══ Text

Davey Franklin Jones – Divorce Solicitors November 2006 Newsletter Released

Nov. 29, 2006 – Two ground breaking appeal decisions of the House of Lords in May 2006 have wide ranging implications for the distribution of a married couple’s assets on divorce.

In the case of McFarlane v McFarlane, Mrs McFarlane persuaded the court to award her maintenance of £250,000 per year for the rest of her life, from her ex husband who was a successful tax accountant, earning £750,000 a year.

The Court of Appeal had previously awarded her the same sum, but limited to a period of 5 years. One of the main reasons for the award was that Mrs McFarlane had given up her successful career as a lawyer to support her husband and to raise a family. The House of Lords made the award to compensate Mrs McFarlane for sacrificing her career to be a homemaker and mother.

The concept of providing compensation to a wife on divorce is entirely new. Previously maintenance was normally awarded according to the wife’s reasonable needs. This gives food for thought to husbands about agreeing to raise a family, where the wife has been a reasonable earner during the earlier part of the marriage.

The other case involved Mr and Mrs Miller. After a childless marriage lasting just 2 years 9 months, Mrs Miller was awarded £5m from Mr Miller’s wealth estimated at between £17.5m and £32m. Mrs Miller had come to the marriage from a cramped rented flat and worked as a PR executive.

The case saw a huge change of approach by the Court on the basis for making an award to the wife of a very short marriage. The previous state of the law was to award a relatively small settlement in a short childless marriage on the basis that the wife had had less time to build up a contribution in the marriage. Mrs Miller had previously been awarded £5m by the Court of Appeal, but on the basis that by marrying she had a legitimate expectation of a long marriage and a high standard of living.

════
══ Given records

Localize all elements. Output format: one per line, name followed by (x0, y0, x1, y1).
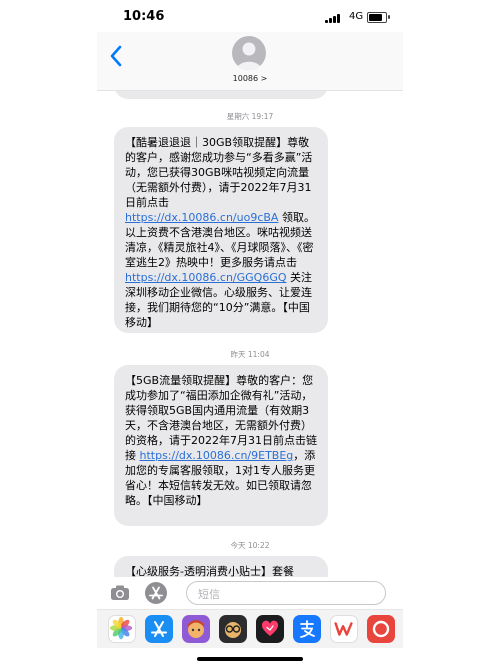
contact-name[interactable]: 10086 > (97, 74, 403, 83)
message-bubble[interactable]: 【5GB流量领取提醒】尊敬的客户：您成功参加了“福田添加企微有礼”活动，获得领取… (114, 365, 328, 526)
message-link[interactable]: https://dx.10086.cn/GGQ6GQ (125, 271, 287, 284)
network-type: 4G (349, 11, 364, 22)
timestamp: 昨天 11:04 (230, 350, 270, 359)
previous-message-bubble[interactable] (114, 91, 328, 99)
message-bubble[interactable]: 【酷暑退退退｜30GB领取提醒】尊敬的客户，感谢您成功参与“多看多赢”活动，您已… (114, 127, 328, 333)
battery-icon (367, 12, 387, 23)
message-link[interactable]: https://dx.10086.cn/9ETBEg (140, 449, 294, 462)
message-bubble[interactable]: 【心级服务-透明消费小贴士】套餐 (114, 556, 328, 577)
alipay-icon[interactable] (293, 615, 321, 643)
status-bar: 10:46 4G (97, 0, 403, 32)
message-input-placeholder: 短信 (198, 588, 220, 601)
signal-icon (325, 13, 343, 23)
app-store-icon[interactable] (145, 615, 173, 643)
photos-icon[interactable] (108, 615, 136, 643)
conversation-header: 10086 > (97, 32, 403, 91)
contact-avatar-icon[interactable] (232, 36, 266, 70)
message-input[interactable]: 短信 (186, 581, 386, 605)
back-chevron-icon[interactable] (107, 44, 127, 68)
imessage-app-drawer (97, 609, 403, 648)
home-indicator (197, 657, 303, 661)
memoji-icon[interactable] (182, 615, 210, 643)
app-store-button-icon[interactable] (145, 582, 167, 604)
message-text: 【酷暑退退退｜30GB领取提醒】尊敬的客户，感谢您成功参与“多看多赢”活动，您已… (125, 136, 313, 209)
messages-screen: 10:46 4G 10086 > 星期六 19:17 【酷暑退退退｜30GB领取… (97, 0, 403, 667)
message-link[interactable]: https://dx.10086.cn/uo9cBA (125, 211, 278, 224)
camera-icon[interactable] (110, 584, 130, 601)
battery-level (369, 14, 382, 21)
status-time: 10:46 (123, 9, 165, 24)
message-text: 【心级服务-透明消费小贴士】套餐 (125, 565, 294, 577)
red-app-icon[interactable] (367, 615, 395, 643)
timestamp: 星期六 19:17 (226, 112, 274, 121)
timestamp: 今天 10:22 (230, 541, 270, 550)
battery-cap (388, 15, 390, 19)
message-composer: 短信 (97, 577, 403, 609)
digital-touch-icon[interactable] (256, 615, 284, 643)
wps-icon[interactable] (330, 615, 358, 643)
memoji-glasses-icon[interactable] (219, 615, 247, 643)
message-list[interactable]: 星期六 19:17 【酷暑退退退｜30GB领取提醒】尊敬的客户，感谢您成功参与“… (97, 91, 403, 577)
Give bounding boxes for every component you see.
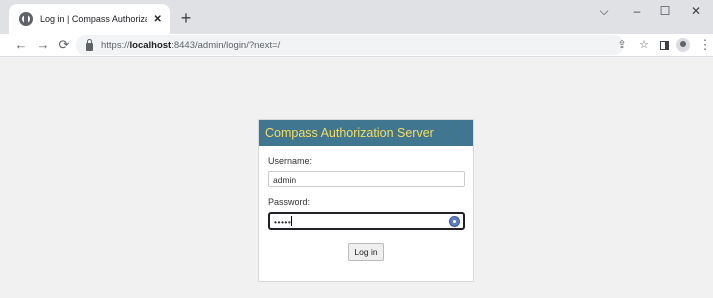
maximize-button[interactable]: ☐ xyxy=(655,4,675,18)
url-text: https://localhost:8443/admin/login/?next… xyxy=(101,39,281,51)
side-panel-icon[interactable] xyxy=(656,37,672,55)
text-caret xyxy=(291,216,293,226)
globe-icon xyxy=(19,12,33,26)
username-input[interactable]: admin xyxy=(268,171,465,187)
tab-strip: Log in | Compass Authorization Server ✕ … xyxy=(0,0,713,34)
tab-title: Log in | Compass Authorization Server xyxy=(40,14,147,24)
submit-row: Log in xyxy=(268,242,464,261)
tab-close-icon[interactable]: ✕ xyxy=(151,14,164,25)
username-label: Username: xyxy=(268,156,313,166)
bookmark-star-icon[interactable]: ☆ xyxy=(636,37,652,53)
tab-search-icon[interactable]: ⌵ xyxy=(594,4,614,19)
login-button[interactable]: Log in xyxy=(348,243,384,261)
page-viewport: Compass Authorization Server Username: a… xyxy=(0,58,713,298)
back-button[interactable]: ← xyxy=(12,36,30,54)
reload-button[interactable]: ⟳ xyxy=(55,36,73,54)
login-form: Compass Authorization Server Username: a… xyxy=(258,119,474,282)
address-bar[interactable]: https://localhost:8443/admin/login/?next… xyxy=(76,35,624,55)
password-value: ••••• xyxy=(274,217,292,227)
share-icon[interactable]: ⇪ xyxy=(614,37,630,53)
login-body: Username: admin Password: ••••• Log in xyxy=(259,146,473,261)
password-label: Password: xyxy=(268,197,311,207)
minimize-button[interactable]: – xyxy=(627,4,647,18)
login-header: Compass Authorization Server xyxy=(259,120,473,146)
browser-menu-icon[interactable]: ⋮ xyxy=(697,37,713,53)
password-input[interactable]: ••••• xyxy=(268,212,465,230)
lock-icon[interactable] xyxy=(86,38,93,51)
profile-avatar-icon[interactable] xyxy=(675,37,691,57)
new-tab-button[interactable]: + xyxy=(176,8,196,28)
close-window-button[interactable]: ✕ xyxy=(686,4,706,18)
browser-toolbar: ← → ⟳ https://localhost:8443/admin/login… xyxy=(0,34,713,57)
forward-button[interactable]: → xyxy=(34,36,52,54)
password-manager-key-icon[interactable] xyxy=(449,216,460,227)
browser-tab[interactable]: Log in | Compass Authorization Server ✕ xyxy=(9,4,170,34)
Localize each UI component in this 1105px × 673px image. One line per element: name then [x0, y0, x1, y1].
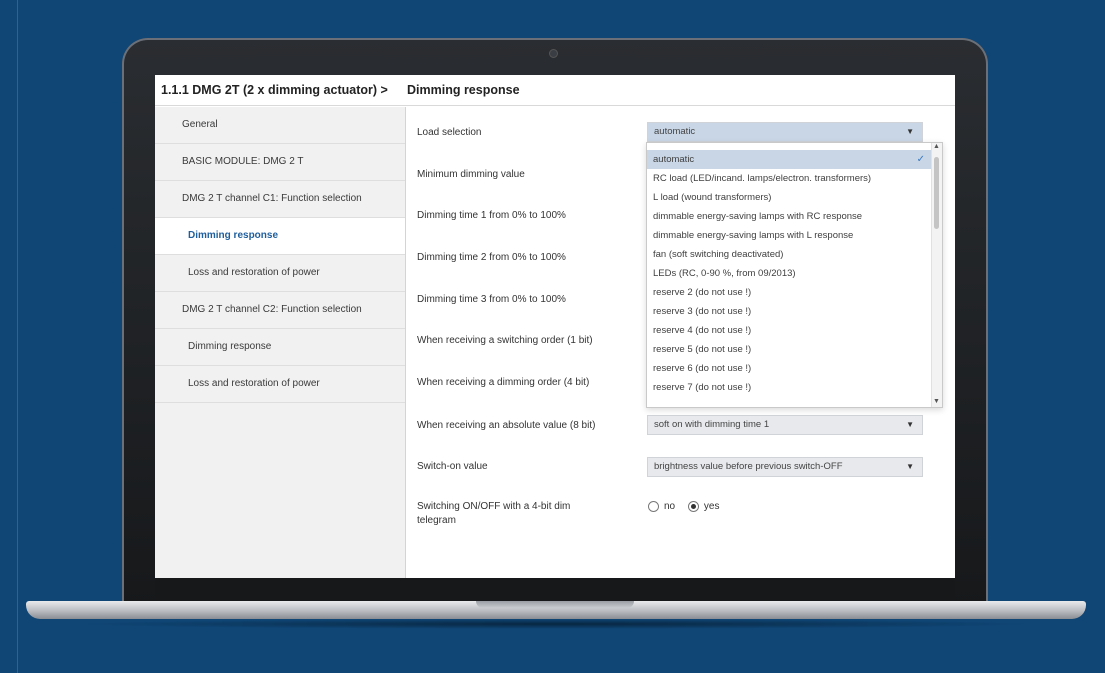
label-dimming-time-1: Dimming time 1 from 0% to 100% [417, 210, 566, 221]
dropdown-option[interactable]: dimmable energy-saving lamps with RC res… [647, 207, 931, 226]
dropdown-option[interactable]: dimmable energy-saving lamps with L resp… [647, 226, 931, 245]
label-dimming-time-3: Dimming time 3 from 0% to 100% [417, 294, 566, 305]
chevron-down-icon: ▼ [906, 462, 914, 471]
dropdown-option[interactable]: fan (soft switching deactivated) [647, 245, 931, 264]
laptop-bezel [155, 578, 955, 600]
sidebar-item-c2-dimming-response[interactable]: Dimming response [155, 329, 405, 366]
absolute-value-value: soft on with dimming time 1 [654, 419, 770, 430]
sidebar-item-c2-function-selection[interactable]: DMG 2 T channel C2: Function selection [155, 292, 405, 329]
sidebar-item-basic-module[interactable]: BASIC MODULE: DMG 2 T [155, 144, 405, 181]
dropdown-option[interactable]: reserve 3 (do not use !) [647, 302, 931, 321]
camera-icon [550, 50, 557, 57]
label-load-selection: Load selection [417, 127, 482, 138]
dropdown-option[interactable]: reserve 4 (do not use !) [647, 321, 931, 340]
label-dimming-time-2: Dimming time 2 from 0% to 100% [417, 252, 566, 263]
switch-on-value-select[interactable]: brightness value before previous switch-… [647, 457, 923, 477]
radio-no-label: no [664, 501, 676, 512]
scroll-up-arrow-icon[interactable]: ▲ [933, 143, 940, 150]
sidebar-item-c1-dimming-response[interactable]: Dimming response [155, 218, 405, 255]
label-switch-on-value: Switch-on value [417, 461, 488, 472]
dropdown-option[interactable]: RC load (LED/incand. lamps/electron. tra… [647, 169, 931, 188]
breadcrumb: 1.1.1 DMG 2T (2 x dimming actuator) > Di… [155, 75, 955, 106]
page-title: Dimming response [407, 83, 520, 97]
dropdown-option[interactable]: L load (wound transformers) [647, 188, 931, 207]
chevron-down-icon: ▼ [906, 420, 914, 429]
label-switching-4bit: Switching ON/OFF with a 4-bit dim telegr… [417, 501, 571, 526]
radio-no[interactable] [648, 501, 659, 512]
absolute-value-select[interactable]: soft on with dimming time 1 ▼ [647, 415, 923, 435]
dropdown-scrollbar[interactable]: ▲ ▼ [931, 143, 942, 407]
dropdown-option-label: automatic [653, 154, 695, 165]
label-switching-order: When receiving a switching order (1 bit) [417, 335, 593, 346]
laptop-shadow [70, 619, 1040, 629]
dropdown-option[interactable]: reserve 7 (do not use !) [647, 378, 931, 397]
scrollbar-thumb[interactable] [934, 157, 939, 229]
breadcrumb-device[interactable]: 1.1.1 DMG 2T (2 x dimming actuator) > [161, 83, 388, 97]
radio-yes[interactable] [687, 501, 699, 512]
switching-4bit-radio-group: no yes [648, 501, 729, 512]
app-screen: 1.1.1 DMG 2T (2 x dimming actuator) > Di… [155, 75, 955, 578]
label-absolute-value: When receiving an absolute value (8 bit) [417, 420, 596, 431]
load-selection-select[interactable]: automatic ▼ [647, 122, 923, 142]
label-dimming-order: When receiving a dimming order (4 bit) [417, 377, 590, 388]
chevron-down-icon: ▼ [906, 127, 914, 136]
dropdown-option[interactable]: reserve 5 (do not use !) [647, 340, 931, 359]
sidebar-item-c2-loss-restoration[interactable]: Loss and restoration of power [155, 366, 405, 403]
sidebar-item-general[interactable]: General [155, 107, 405, 144]
laptop-notch [476, 601, 634, 608]
load-selection-dropdown: automatic ✓ RC load (LED/incand. lamps/e… [646, 142, 943, 408]
dropdown-option[interactable]: automatic ✓ [647, 150, 931, 169]
sidebar: General BASIC MODULE: DMG 2 T DMG 2 T ch… [155, 107, 406, 578]
load-selection-value: automatic [654, 126, 696, 137]
dropdown-option[interactable]: LEDs (RC, 0-90 %, from 09/2013) [647, 264, 931, 283]
dropdown-option[interactable]: reserve 6 (do not use !) [647, 359, 931, 378]
radio-yes-label: yes [703, 501, 720, 512]
switch-on-value-value: brightness value before previous switch-… [654, 461, 843, 472]
background-divider-line [17, 0, 18, 673]
label-min-dimming-value: Minimum dimming value [417, 169, 525, 180]
sidebar-item-c1-loss-restoration[interactable]: Loss and restoration of power [155, 255, 405, 292]
scroll-down-arrow-icon[interactable]: ▼ [933, 398, 940, 405]
check-icon: ✓ [916, 154, 925, 165]
sidebar-item-c1-function-selection[interactable]: DMG 2 T channel C1: Function selection [155, 181, 405, 218]
dropdown-option[interactable]: reserve 2 (do not use !) [647, 283, 931, 302]
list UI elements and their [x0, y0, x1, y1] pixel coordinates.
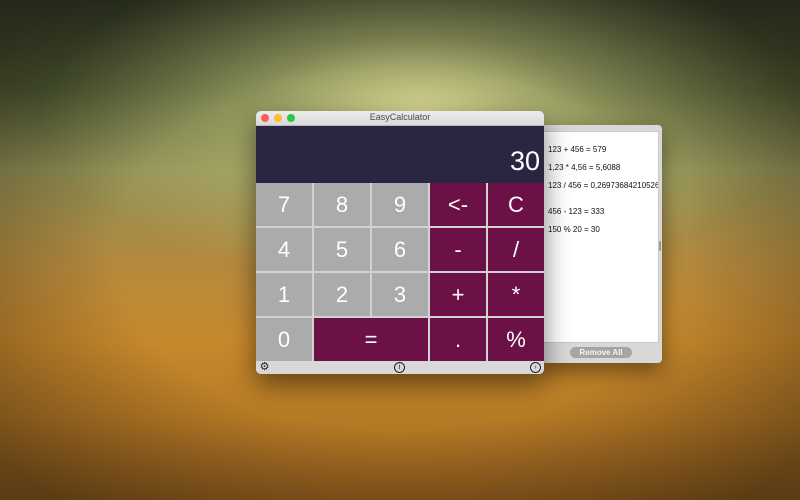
bottom-toolbar: ⚙ i ›	[256, 361, 544, 374]
percent-button[interactable]: %	[488, 318, 544, 361]
arrow-right-icon[interactable]: ›	[530, 362, 541, 373]
key-1[interactable]: 1	[256, 273, 312, 316]
key-0[interactable]: 0	[256, 318, 312, 361]
key-3[interactable]: 3	[372, 273, 428, 316]
history-panel: 123 + 456 = 579 1,23 * 4,56 = 5,6088 123…	[538, 125, 662, 363]
history-entry[interactable]: 123 + 456 = 579	[548, 145, 606, 154]
multiply-button[interactable]: *	[488, 273, 544, 316]
display: 30	[256, 126, 544, 183]
divide-button[interactable]: /	[488, 228, 544, 271]
window-title: EasyCalculator	[369, 112, 431, 122]
key-4[interactable]: 4	[256, 228, 312, 271]
minus-button[interactable]: -	[430, 228, 486, 271]
plus-button[interactable]: +	[430, 273, 486, 316]
display-value: 30	[509, 146, 540, 176]
key-8[interactable]: 8	[314, 183, 370, 226]
equals-button[interactable]: =	[314, 318, 428, 361]
backspace-button[interactable]: <-	[430, 183, 486, 226]
history-list: 123 + 456 = 579 1,23 * 4,56 = 5,6088 123…	[542, 131, 659, 343]
title-bar[interactable]: EasyCalculator	[256, 111, 544, 126]
key-2[interactable]: 2	[314, 273, 370, 316]
key-6[interactable]: 6	[372, 228, 428, 271]
gear-icon[interactable]: ⚙	[259, 362, 270, 373]
info-icon[interactable]: i	[394, 362, 405, 373]
remove-all-button[interactable]: Remove All	[570, 347, 632, 358]
calculator-window: EasyCalculator 30 7 8 9 <- C 4 5 6 - / 1…	[256, 111, 544, 374]
key-5[interactable]: 5	[314, 228, 370, 271]
clear-button[interactable]: C	[488, 183, 544, 226]
key-7[interactable]: 7	[256, 183, 312, 226]
history-entry[interactable]: 150 % 20 = 30	[548, 225, 600, 234]
keypad: 7 8 9 <- C 4 5 6 - / 1 2 3 + * 0 = . %	[256, 183, 544, 361]
history-entry[interactable]: 123 / 456 = 0,269736842105263	[548, 181, 658, 190]
decimal-button[interactable]: .	[430, 318, 486, 361]
key-9[interactable]: 9	[372, 183, 428, 226]
history-entry[interactable]: 456 - 123 = 333	[548, 207, 604, 216]
history-scrollbar[interactable]	[659, 241, 661, 251]
history-entry[interactable]: 1,23 * 4,56 = 5,6088	[548, 163, 620, 172]
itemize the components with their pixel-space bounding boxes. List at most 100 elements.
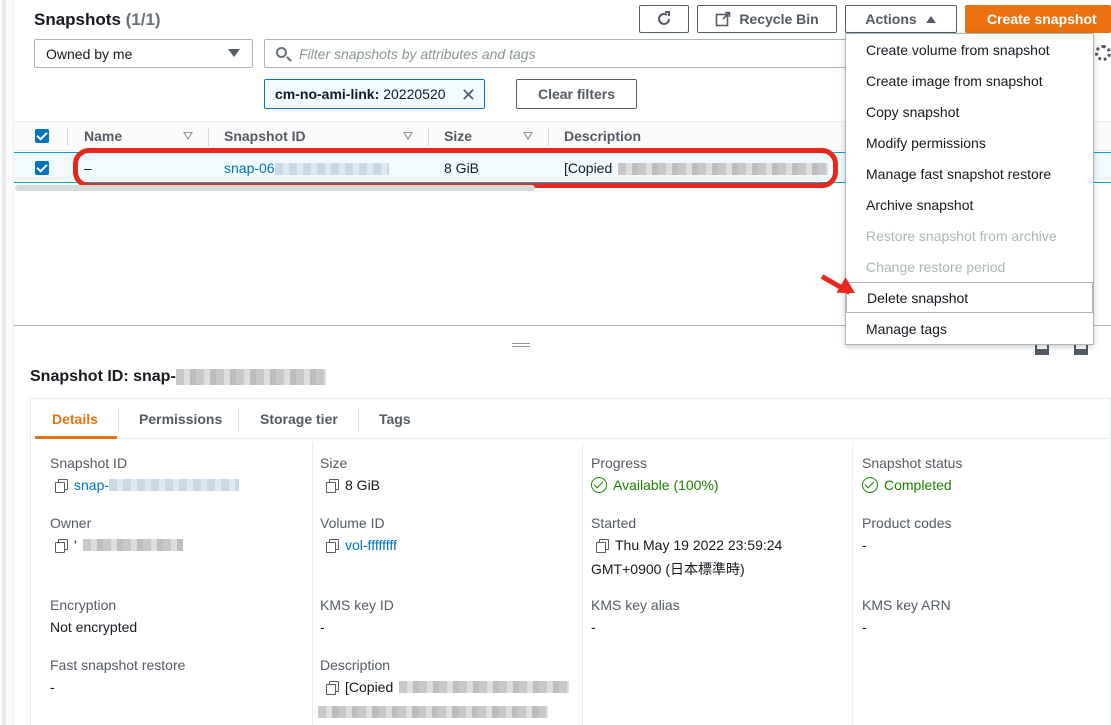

════

--- Problem description ---
Using the divorce newsletter above, answer these:
1. For what period had the Court of Appeal limited Mrs McFarlane's maintenance award?
2. How long did the Millers' marriage last?
3. What job did Mrs Miller hold?

--- Solved exercise ---
1. 5 years.
2. 2 years 9 months.
3. PR executive.